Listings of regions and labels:
┄┄┄┄┄┄┄┄┄┄┄┄┄┄┄┄┄┄┄┄

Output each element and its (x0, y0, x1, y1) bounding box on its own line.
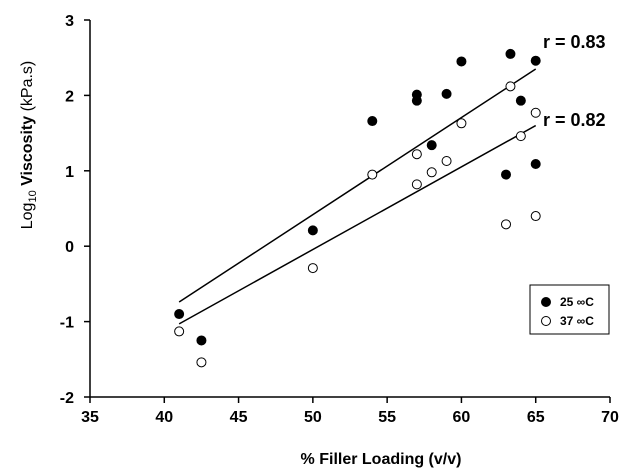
y-axis-label: Log10 Viscosity (kPa.s) (19, 61, 39, 230)
data-point-37 (174, 326, 185, 337)
legend-marker-37 (541, 316, 551, 326)
x-axis-label: % Filler Loading (v/v) (301, 451, 462, 468)
y-tick-label: 2 (65, 88, 74, 105)
fit-label-37: r = 0.82 (543, 110, 606, 130)
y-tick-label: -2 (60, 390, 74, 407)
data-point-37 (307, 263, 318, 274)
data-point-25 (530, 55, 541, 66)
axes: 35 40 45 50 55 60 65 70 -2 -1 0 1 2 3 (60, 13, 619, 426)
data-point-25 (307, 225, 318, 236)
data-point-37 (411, 149, 422, 160)
data-point-37 (411, 179, 422, 190)
data-point-25 (530, 159, 541, 170)
data-point-37 (505, 81, 516, 92)
legend: 25 ∞C 37 ∞C (529, 284, 610, 335)
y-tick-label: 1 (65, 164, 74, 181)
data-point-37 (441, 155, 452, 166)
data-point-37 (196, 357, 207, 368)
legend-box (529, 284, 610, 335)
labels: % Filler Loading (v/v) Log10 Viscosity (… (19, 32, 606, 468)
data-point-37 (367, 169, 378, 180)
data-point-37 (515, 131, 526, 142)
y-tick-label: -1 (60, 315, 74, 332)
data-point-25 (441, 88, 452, 99)
data-point-25 (367, 116, 378, 127)
y-axis-label-unit: (kPa.s) (19, 61, 36, 112)
data-point-25 (515, 95, 526, 106)
data-point-25 (501, 169, 511, 180)
data-point-37 (530, 211, 541, 222)
x-tick-label: 65 (527, 409, 545, 426)
y-tick-label: 3 (65, 13, 74, 30)
data-point-37 (530, 107, 541, 118)
x-tick-label: 60 (453, 409, 471, 426)
svg-text:Log10 Viscosity (kPa.s): Log10 Viscosity (kPa.s) (19, 61, 39, 230)
x-tick-label: 70 (601, 409, 619, 426)
data-point-37 (501, 219, 511, 230)
x-tick-label: 50 (304, 409, 322, 426)
legend-marker-25 (541, 297, 551, 307)
x-tick-label: 45 (230, 409, 248, 426)
data-point-25 (196, 335, 207, 346)
y-axis-label-subscript: 10 (27, 190, 39, 202)
y-axis-label-main: Viscosity (19, 116, 36, 186)
x-tick-label: 55 (378, 409, 396, 426)
data-point-37 (426, 167, 437, 178)
x-tick-label: 35 (81, 409, 99, 426)
data-points (174, 48, 541, 368)
fit-lines (178, 68, 537, 325)
x-tick-label: 40 (155, 409, 173, 426)
data-point-25 (456, 56, 467, 67)
fit-line-25 (178, 68, 537, 303)
y-axis-label-prefix: Log (19, 203, 36, 230)
y-tick-label: 0 (65, 239, 74, 256)
legend-label-37: 37 ∞C (560, 314, 594, 328)
data-point-25 (505, 48, 516, 59)
fit-label-25: r = 0.83 (543, 32, 606, 52)
legend-label-25: 25 ∞C (560, 295, 594, 309)
data-point-25 (411, 95, 422, 106)
data-point-37 (456, 118, 467, 129)
data-point-25 (174, 309, 185, 320)
fit-line-37 (178, 124, 537, 325)
data-point-25 (426, 140, 437, 151)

┄┄┄┄┄┄┄┄┄┄┄┄┄┄┄┄┄┄┄┄

● Given instruction
Put the lines above into a numbered list with no blank lines, and leave out the pictures.

● Complete output
1. Output each element and its (x0, y0, x1, y1) bounding box on its own line.
2. y-axis-label: Log10 Viscosity (kPa.s) (19, 61, 39, 230)
3. data-point-37 (174, 326, 185, 337)
4. legend-marker-37 (541, 316, 551, 326)
5. x-axis-label: % Filler Loading (v/v) (301, 451, 462, 468)
6. y-tick-label: 2 (65, 88, 74, 105)
7. fit-label-37: r = 0.82 (543, 110, 606, 130)
8. y-tick-label: -2 (60, 390, 74, 407)
9. data-point-37 (307, 263, 318, 274)
10. data-point-25 (530, 55, 541, 66)
11. axes: 35 40 45 50 55 60 65 70 -2 -1 0 1 2 3 (60, 13, 619, 426)
12. data-point-25 (307, 225, 318, 236)
13. data-point-37 (411, 149, 422, 160)
14. data-point-37 (411, 179, 422, 190)
15. data-point-25 (530, 159, 541, 170)
16. data-point-37 (505, 81, 516, 92)
17. legend: 25 ∞C 37 ∞C (529, 284, 610, 335)
18. y-tick-label: 1 (65, 164, 74, 181)
19. data-point-37 (441, 155, 452, 166)
20. data-point-37 (196, 357, 207, 368)
21. legend-box (529, 284, 610, 335)
22. labels: % Filler Loading (v/v) Log10 Viscosity (… (19, 32, 606, 468)
23. data-point-37 (367, 169, 378, 180)
24. data-point-37 (515, 131, 526, 142)
25. y-tick-label: -1 (60, 315, 74, 332)
26. data-point-25 (441, 88, 452, 99)
27. data-point-25 (367, 116, 378, 127)
28. y-axis-label-unit: (kPa.s) (19, 61, 36, 112)
29. data-point-25 (515, 95, 526, 106)
30. data-point-25 (501, 169, 511, 180)
31. data-point-37 (530, 211, 541, 222)
32. x-tick-label: 65 (527, 409, 545, 426)
33. y-tick-label: 3 (65, 13, 74, 30)
34. data-point-37 (530, 107, 541, 118)
35. x-tick-label: 60 (453, 409, 471, 426)
36. svg-text:Log10 Viscosity (kPa.s): Log10 Viscosity (kPa.s) (19, 61, 39, 230)
37. x-tick-label: 70 (601, 409, 619, 426)
38. data-point-37 (501, 219, 511, 230)
39. x-tick-label: 50 (304, 409, 322, 426)
40. legend-marker-25 (541, 297, 551, 307)
41. x-tick-label: 45 (230, 409, 248, 426)
42. data-point-25 (196, 335, 207, 346)
43. y-axis-label-subscript: 10 (27, 190, 39, 202)
44. y-axis-label-main: Viscosity (19, 116, 36, 186)
45. x-tick-label: 55 (378, 409, 396, 426)
46. data-point-37 (426, 167, 437, 178)
47. x-tick-label: 35 (81, 409, 99, 426)
48. data-points (174, 48, 541, 368)
49. fit-lines (178, 68, 537, 325)
50. x-tick-label: 40 (155, 409, 173, 426)
51. data-point-25 (456, 56, 467, 67)
52. fit-line-25 (178, 68, 537, 303)
53. y-axis-label-prefix: Log (19, 203, 36, 230)
54. y-tick-label: 0 (65, 239, 74, 256)
55. legend-label-37: 37 ∞C (560, 314, 594, 328)
56. data-point-25 (505, 48, 516, 59)
57. fit-label-25: r = 0.83 (543, 32, 606, 52)
58. legend-label-25: 25 ∞C (560, 295, 594, 309)
59. data-point-25 (411, 95, 422, 106)
60. data-point-37 (456, 118, 467, 129)
61. data-point-25 (174, 309, 185, 320)
62. fit-line-37 (178, 124, 537, 325)
63. data-point-25 (426, 140, 437, 151)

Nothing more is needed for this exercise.